- Exercise goal
In the following material, identify every line holding the string "name" and return it.

*-*-*

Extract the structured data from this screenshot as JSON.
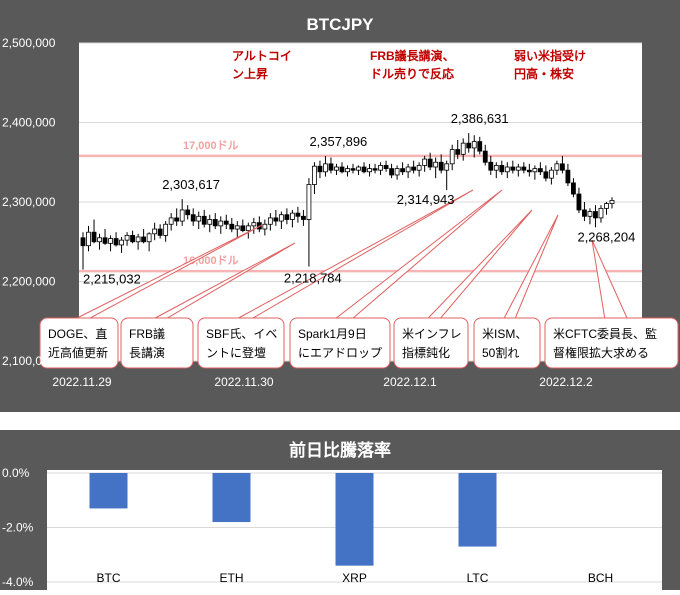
{
  "chart_data": [
    {
      "type": "candlestick",
      "title": "BTCJPY",
      "ylim": [
        2100000,
        2500000
      ],
      "yticks": [
        "2,100,000",
        "2,200,000",
        "2,300,000",
        "2,400,000",
        "2,500,000"
      ],
      "xticks": [
        "2022.11.29",
        "2022.11.30",
        "2022.12.1",
        "2022.12.2"
      ],
      "reference_lines": [
        {
          "label": "17,000ドル",
          "value": 2358000
        },
        {
          "label": "16,000ドル",
          "value": 2213000
        }
      ],
      "labeled_prices": [
        {
          "text": "2,215,032",
          "value": 2215032,
          "index": 0,
          "side": "low"
        },
        {
          "text": "2,303,617",
          "value": 2303617,
          "index": 18,
          "side": "high"
        },
        {
          "text": "2,218,784",
          "value": 2218784,
          "index": 41,
          "side": "low"
        },
        {
          "text": "2,357,896",
          "value": 2357896,
          "index": 44,
          "side": "high"
        },
        {
          "text": "2,314,943",
          "value": 2314943,
          "index": 66,
          "side": "low"
        },
        {
          "text": "2,386,631",
          "value": 2386631,
          "index": 70,
          "side": "high"
        },
        {
          "text": "2,268,204",
          "value": 2268204,
          "index": 93,
          "side": "low"
        }
      ],
      "candles": [
        [
          2255000,
          2262000,
          2215032,
          2245000
        ],
        [
          2245000,
          2270000,
          2238000,
          2262000
        ],
        [
          2262000,
          2278000,
          2248000,
          2250000
        ],
        [
          2250000,
          2260000,
          2240000,
          2255000
        ],
        [
          2255000,
          2266000,
          2246000,
          2248000
        ],
        [
          2248000,
          2258000,
          2238000,
          2254000
        ],
        [
          2254000,
          2262000,
          2244000,
          2246000
        ],
        [
          2246000,
          2256000,
          2236000,
          2252000
        ],
        [
          2252000,
          2262000,
          2245000,
          2258000
        ],
        [
          2258000,
          2264000,
          2248000,
          2250000
        ],
        [
          2250000,
          2260000,
          2240000,
          2256000
        ],
        [
          2256000,
          2266000,
          2248000,
          2250000
        ],
        [
          2250000,
          2262000,
          2238000,
          2260000
        ],
        [
          2260000,
          2274000,
          2252000,
          2266000
        ],
        [
          2266000,
          2272000,
          2254000,
          2258000
        ],
        [
          2258000,
          2276000,
          2250000,
          2272000
        ],
        [
          2272000,
          2286000,
          2264000,
          2280000
        ],
        [
          2280000,
          2292000,
          2270000,
          2276000
        ],
        [
          2276000,
          2303617,
          2270000,
          2290000
        ],
        [
          2290000,
          2296000,
          2278000,
          2284000
        ],
        [
          2284000,
          2292000,
          2270000,
          2276000
        ],
        [
          2276000,
          2288000,
          2266000,
          2282000
        ],
        [
          2282000,
          2290000,
          2268000,
          2272000
        ],
        [
          2272000,
          2284000,
          2262000,
          2278000
        ],
        [
          2278000,
          2286000,
          2266000,
          2270000
        ],
        [
          2270000,
          2282000,
          2260000,
          2276000
        ],
        [
          2276000,
          2284000,
          2266000,
          2272000
        ],
        [
          2272000,
          2280000,
          2262000,
          2266000
        ],
        [
          2266000,
          2276000,
          2256000,
          2270000
        ],
        [
          2270000,
          2278000,
          2262000,
          2264000
        ],
        [
          2264000,
          2274000,
          2254000,
          2270000
        ],
        [
          2270000,
          2280000,
          2260000,
          2274000
        ],
        [
          2274000,
          2282000,
          2262000,
          2266000
        ],
        [
          2266000,
          2278000,
          2258000,
          2272000
        ],
        [
          2272000,
          2286000,
          2264000,
          2280000
        ],
        [
          2280000,
          2290000,
          2270000,
          2276000
        ],
        [
          2276000,
          2288000,
          2266000,
          2284000
        ],
        [
          2284000,
          2292000,
          2272000,
          2278000
        ],
        [
          2278000,
          2290000,
          2268000,
          2286000
        ],
        [
          2286000,
          2294000,
          2274000,
          2282000
        ],
        [
          2282000,
          2290000,
          2270000,
          2278000
        ],
        [
          2278000,
          2330000,
          2218784,
          2322000
        ],
        [
          2322000,
          2350000,
          2310000,
          2345000
        ],
        [
          2345000,
          2352000,
          2330000,
          2338000
        ],
        [
          2338000,
          2357896,
          2332000,
          2348000
        ],
        [
          2348000,
          2356000,
          2336000,
          2340000
        ],
        [
          2340000,
          2348000,
          2334000,
          2344000
        ],
        [
          2344000,
          2350000,
          2336000,
          2338000
        ],
        [
          2338000,
          2346000,
          2332000,
          2342000
        ],
        [
          2342000,
          2348000,
          2336000,
          2340000
        ],
        [
          2340000,
          2346000,
          2334000,
          2344000
        ],
        [
          2344000,
          2350000,
          2336000,
          2338000
        ],
        [
          2338000,
          2348000,
          2332000,
          2342000
        ],
        [
          2342000,
          2348000,
          2336000,
          2340000
        ],
        [
          2340000,
          2350000,
          2334000,
          2346000
        ],
        [
          2346000,
          2352000,
          2338000,
          2342000
        ],
        [
          2342000,
          2348000,
          2330000,
          2334000
        ],
        [
          2334000,
          2346000,
          2328000,
          2342000
        ],
        [
          2342000,
          2350000,
          2334000,
          2338000
        ],
        [
          2338000,
          2348000,
          2330000,
          2344000
        ],
        [
          2344000,
          2352000,
          2336000,
          2340000
        ],
        [
          2340000,
          2350000,
          2332000,
          2346000
        ],
        [
          2346000,
          2358000,
          2338000,
          2354000
        ],
        [
          2354000,
          2362000,
          2340000,
          2344000
        ],
        [
          2344000,
          2356000,
          2330000,
          2350000
        ],
        [
          2350000,
          2360000,
          2336000,
          2340000
        ],
        [
          2340000,
          2352000,
          2314943,
          2348000
        ],
        [
          2348000,
          2372000,
          2340000,
          2366000
        ],
        [
          2366000,
          2378000,
          2354000,
          2360000
        ],
        [
          2360000,
          2380000,
          2352000,
          2374000
        ],
        [
          2374000,
          2386631,
          2362000,
          2368000
        ],
        [
          2368000,
          2384000,
          2356000,
          2376000
        ],
        [
          2376000,
          2382000,
          2360000,
          2364000
        ],
        [
          2364000,
          2372000,
          2346000,
          2350000
        ],
        [
          2350000,
          2358000,
          2334000,
          2340000
        ],
        [
          2340000,
          2350000,
          2330000,
          2346000
        ],
        [
          2346000,
          2352000,
          2334000,
          2338000
        ],
        [
          2338000,
          2350000,
          2330000,
          2344000
        ],
        [
          2344000,
          2352000,
          2336000,
          2340000
        ],
        [
          2340000,
          2348000,
          2332000,
          2344000
        ],
        [
          2344000,
          2350000,
          2336000,
          2340000
        ],
        [
          2340000,
          2348000,
          2332000,
          2338000
        ],
        [
          2338000,
          2346000,
          2328000,
          2342000
        ],
        [
          2342000,
          2350000,
          2334000,
          2338000
        ],
        [
          2338000,
          2346000,
          2326000,
          2330000
        ],
        [
          2330000,
          2344000,
          2322000,
          2340000
        ],
        [
          2340000,
          2352000,
          2334000,
          2348000
        ],
        [
          2348000,
          2358000,
          2336000,
          2340000
        ],
        [
          2340000,
          2348000,
          2320000,
          2324000
        ],
        [
          2324000,
          2330000,
          2306000,
          2310000
        ],
        [
          2310000,
          2318000,
          2286000,
          2290000
        ],
        [
          2290000,
          2300000,
          2276000,
          2282000
        ],
        [
          2282000,
          2292000,
          2272000,
          2288000
        ],
        [
          2288000,
          2296000,
          2268204,
          2280000
        ],
        [
          2280000,
          2296000,
          2274000,
          2292000
        ],
        [
          2292000,
          2300000,
          2284000,
          2298000
        ],
        [
          2298000,
          2306000,
          2292000,
          2302000
        ]
      ],
      "annotations_red": [
        {
          "lines": [
            "アルトコイ",
            "ン上昇"
          ]
        },
        {
          "lines": [
            "FRB議長講演、",
            "ドル売りで反応"
          ]
        },
        {
          "lines": [
            "弱い米指受け",
            "円高・株安"
          ]
        }
      ],
      "callouts": [
        {
          "lines": [
            "DOGE、直",
            "近高値更新"
          ],
          "target_index": 17
        },
        {
          "lines": [
            "FRB議",
            "長講演"
          ],
          "target_index": 41
        },
        {
          "lines": [
            "SBF氏、イベ",
            "ントに登壇"
          ],
          "target_index": 63
        },
        {
          "lines": [
            "Spark1月9日",
            "にエアドロップ"
          ],
          "target_index": 70
        },
        {
          "lines": [
            "米インフレ",
            "指標鈍化"
          ],
          "target_index": 76
        },
        {
          "lines": [
            "米ISM、",
            "50割れ"
          ],
          "target_index": 83
        },
        {
          "lines": [
            "米CFTC委員長、監",
            "督権限拡大求める"
          ],
          "target_index": 90
        }
      ]
    },
    {
      "type": "bar",
      "title": "前日比騰落率",
      "categories": [
        "BTC",
        "ETH",
        "XRP",
        "LTC",
        "BCH"
      ],
      "values": [
        -1.3,
        -1.8,
        -3.4,
        -2.7,
        0.0
      ],
      "ylim": [
        -4.0,
        0.0
      ],
      "yticks": [
        "0.0%",
        "-2.0%",
        "-4.0%"
      ],
      "bar_color": "#4472c4"
    }
  ]
}
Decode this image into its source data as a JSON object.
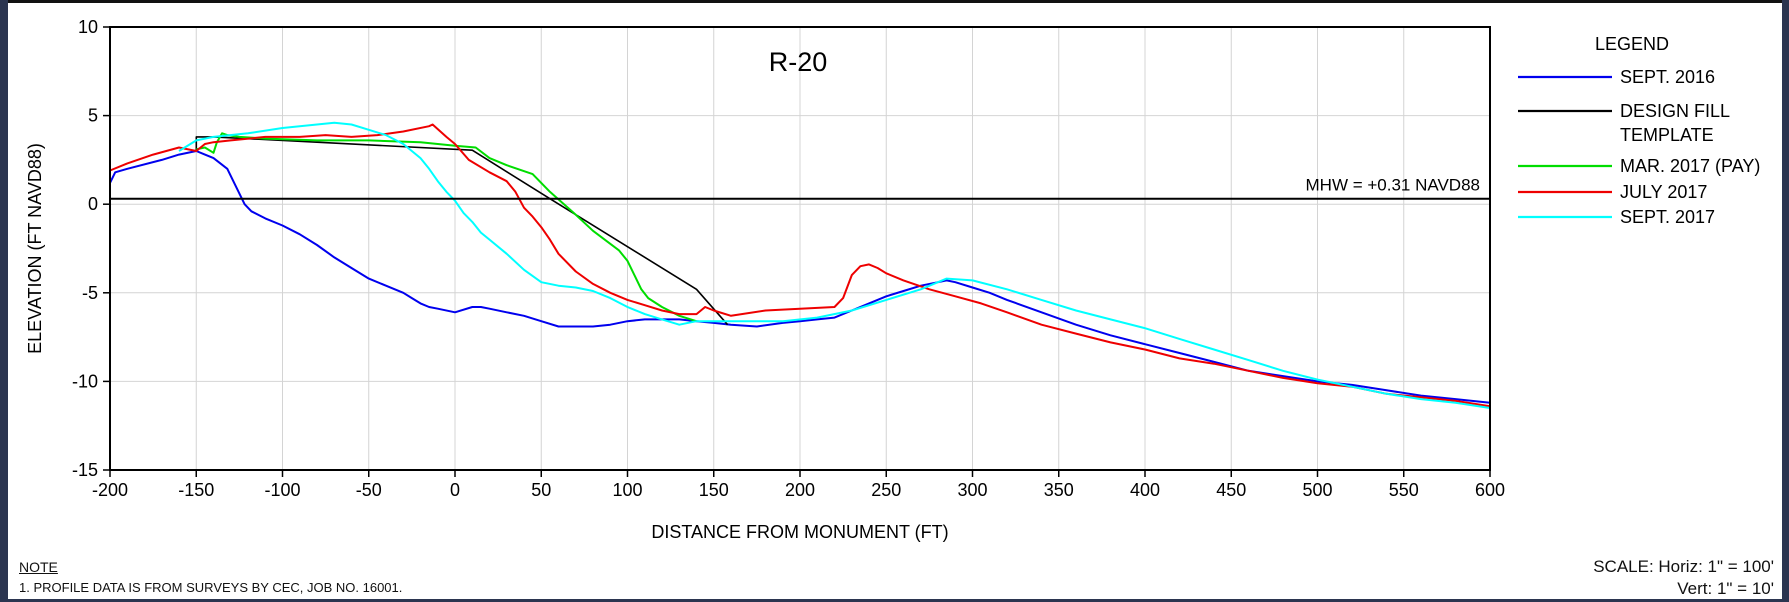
{
  "chart_data": {
    "type": "line",
    "title": "R-20",
    "xlabel": "DISTANCE FROM MONUMENT (FT)",
    "ylabel": "ELEVATION (FT NAVD88)",
    "xlim": [
      -200,
      600
    ],
    "ylim": [
      -15,
      10
    ],
    "xticks": [
      -200,
      -150,
      -100,
      -50,
      0,
      50,
      100,
      150,
      200,
      250,
      300,
      350,
      400,
      450,
      500,
      550,
      600
    ],
    "yticks": [
      10,
      5,
      0,
      -5,
      -10,
      -15
    ],
    "grid": true,
    "legend_title": "LEGEND",
    "legend_position": "right",
    "reference_line": {
      "label": "MHW = +0.31 NAVD88",
      "y": 0.31
    },
    "series": [
      {
        "name": "SEPT. 2016",
        "color": "#0000ee",
        "x": [
          -200,
          -197,
          -190,
          -170,
          -160,
          -150,
          -145,
          -140,
          -132,
          -128,
          -122,
          -118,
          -110,
          -100,
          -90,
          -80,
          -70,
          -60,
          -50,
          -40,
          -30,
          -25,
          -20,
          -15,
          -10,
          0,
          10,
          15,
          20,
          30,
          40,
          50,
          60,
          70,
          80,
          90,
          100,
          110,
          120,
          130,
          140,
          150,
          160,
          175,
          190,
          200,
          210,
          220,
          230,
          240,
          250,
          260,
          270,
          280,
          285,
          290,
          300,
          310,
          320,
          340,
          360,
          380,
          400,
          420,
          440,
          460,
          480,
          500,
          520,
          540,
          560,
          580,
          600
        ],
        "y": [
          1.2,
          1.8,
          2.0,
          2.5,
          2.8,
          3.0,
          2.8,
          2.6,
          2.0,
          1.2,
          0.0,
          -0.4,
          -0.8,
          -1.2,
          -1.7,
          -2.3,
          -3.0,
          -3.6,
          -4.2,
          -4.6,
          -5.0,
          -5.3,
          -5.6,
          -5.8,
          -5.9,
          -6.1,
          -5.8,
          -5.8,
          -5.9,
          -6.1,
          -6.3,
          -6.6,
          -6.9,
          -6.9,
          -6.9,
          -6.8,
          -6.6,
          -6.5,
          -6.5,
          -6.5,
          -6.6,
          -6.7,
          -6.8,
          -6.9,
          -6.7,
          -6.6,
          -6.5,
          -6.4,
          -6.0,
          -5.6,
          -5.2,
          -4.9,
          -4.6,
          -4.4,
          -4.3,
          -4.4,
          -4.7,
          -5.0,
          -5.4,
          -6.1,
          -6.8,
          -7.4,
          -7.9,
          -8.4,
          -8.9,
          -9.4,
          -9.7,
          -10.0,
          -10.2,
          -10.5,
          -10.8,
          -11.0,
          -11.2
        ]
      },
      {
        "name": "DESIGN FILL TEMPLATE",
        "color": "#000000",
        "x": [
          -150,
          -150,
          -140,
          10,
          55,
          140,
          158
        ],
        "y": [
          3.0,
          3.8,
          3.8,
          3.05,
          0.31,
          -4.8,
          -6.8
        ]
      },
      {
        "name": "MAR. 2017 (PAY)",
        "color": "#00dd00",
        "x": [
          -150,
          -145,
          -140,
          -138,
          -135,
          -132,
          -125,
          -110,
          -80,
          -50,
          -20,
          0,
          12,
          20,
          30,
          45,
          55,
          70,
          80,
          95,
          100,
          108,
          112,
          120,
          130,
          140
        ],
        "y": [
          3.1,
          3.2,
          2.9,
          3.5,
          4.0,
          3.9,
          3.8,
          3.7,
          3.6,
          3.6,
          3.5,
          3.3,
          3.2,
          2.6,
          2.2,
          1.7,
          0.7,
          -0.6,
          -1.5,
          -2.6,
          -3.2,
          -4.8,
          -5.3,
          -5.8,
          -6.3,
          -6.6
        ]
      },
      {
        "name": "JULY 2017",
        "color": "#ee0000",
        "x": [
          -200,
          -190,
          -175,
          -160,
          -150,
          -145,
          -140,
          -130,
          -110,
          -90,
          -75,
          -60,
          -45,
          -30,
          -15,
          -13,
          -5,
          0,
          8,
          20,
          30,
          35,
          40,
          45,
          50,
          55,
          60,
          70,
          80,
          90,
          100,
          110,
          120,
          130,
          140,
          145,
          150,
          160,
          180,
          200,
          220,
          225,
          230,
          235,
          240,
          245,
          250,
          260,
          275,
          290,
          305,
          320,
          340,
          360,
          380,
          400,
          420,
          440,
          460,
          480,
          500,
          520,
          540,
          560,
          580,
          600
        ],
        "y": [
          1.9,
          2.3,
          2.8,
          3.2,
          3.0,
          3.4,
          3.5,
          3.6,
          3.8,
          3.8,
          3.9,
          3.8,
          3.9,
          4.1,
          4.4,
          4.5,
          3.8,
          3.4,
          2.5,
          1.8,
          1.3,
          0.7,
          -0.2,
          -0.7,
          -1.3,
          -2.0,
          -2.8,
          -3.8,
          -4.5,
          -5.0,
          -5.4,
          -5.7,
          -6.0,
          -6.2,
          -6.2,
          -5.8,
          -6.0,
          -6.3,
          -6.0,
          -5.9,
          -5.8,
          -5.3,
          -4.0,
          -3.5,
          -3.4,
          -3.6,
          -3.9,
          -4.3,
          -4.8,
          -5.2,
          -5.6,
          -6.1,
          -6.8,
          -7.3,
          -7.8,
          -8.2,
          -8.7,
          -9.0,
          -9.4,
          -9.8,
          -10.1,
          -10.3,
          -10.7,
          -10.9,
          -11.1,
          -11.4
        ]
      },
      {
        "name": "SEPT. 2017",
        "color": "#00ffff",
        "x": [
          -160,
          -150,
          -140,
          -120,
          -100,
          -80,
          -70,
          -60,
          -50,
          -40,
          -30,
          -20,
          -15,
          -10,
          -5,
          0,
          5,
          10,
          15,
          20,
          30,
          40,
          50,
          60,
          70,
          80,
          90,
          100,
          110,
          120,
          130,
          140,
          150,
          170,
          190,
          210,
          230,
          250,
          270,
          285,
          300,
          320,
          340,
          360,
          380,
          400,
          420,
          440,
          460,
          480,
          500,
          520,
          540,
          560,
          580,
          600
        ],
        "y": [
          3.0,
          3.6,
          3.8,
          4.0,
          4.3,
          4.5,
          4.6,
          4.5,
          4.2,
          3.9,
          3.4,
          2.6,
          2.0,
          1.3,
          0.7,
          0.2,
          -0.5,
          -1.0,
          -1.6,
          -2.0,
          -2.8,
          -3.7,
          -4.4,
          -4.6,
          -4.7,
          -4.9,
          -5.3,
          -5.8,
          -6.2,
          -6.5,
          -6.8,
          -6.6,
          -6.6,
          -6.6,
          -6.6,
          -6.4,
          -6.0,
          -5.4,
          -4.8,
          -4.2,
          -4.3,
          -4.8,
          -5.4,
          -6.0,
          -6.5,
          -7.0,
          -7.6,
          -8.2,
          -8.8,
          -9.4,
          -9.9,
          -10.3,
          -10.7,
          -11.0,
          -11.2,
          -11.5
        ]
      }
    ]
  },
  "note": {
    "heading": "NOTE",
    "line": "1.    PROFILE DATA IS FROM SURVEYS BY CEC, JOB NO. 16001."
  },
  "scale": {
    "horiz": "SCALE:  Horiz: 1\" = 100'",
    "vert": "Vert:  1\" = 10'"
  }
}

*-*-*

- Exercise result
        "name": "SEPT. 2016",
        "name": "DESIGN FILL TEMPLATE",
        "name": "MAR. 2017 (PAY)",
        "name": "JULY 2017",
        "name": "SEPT. 2017",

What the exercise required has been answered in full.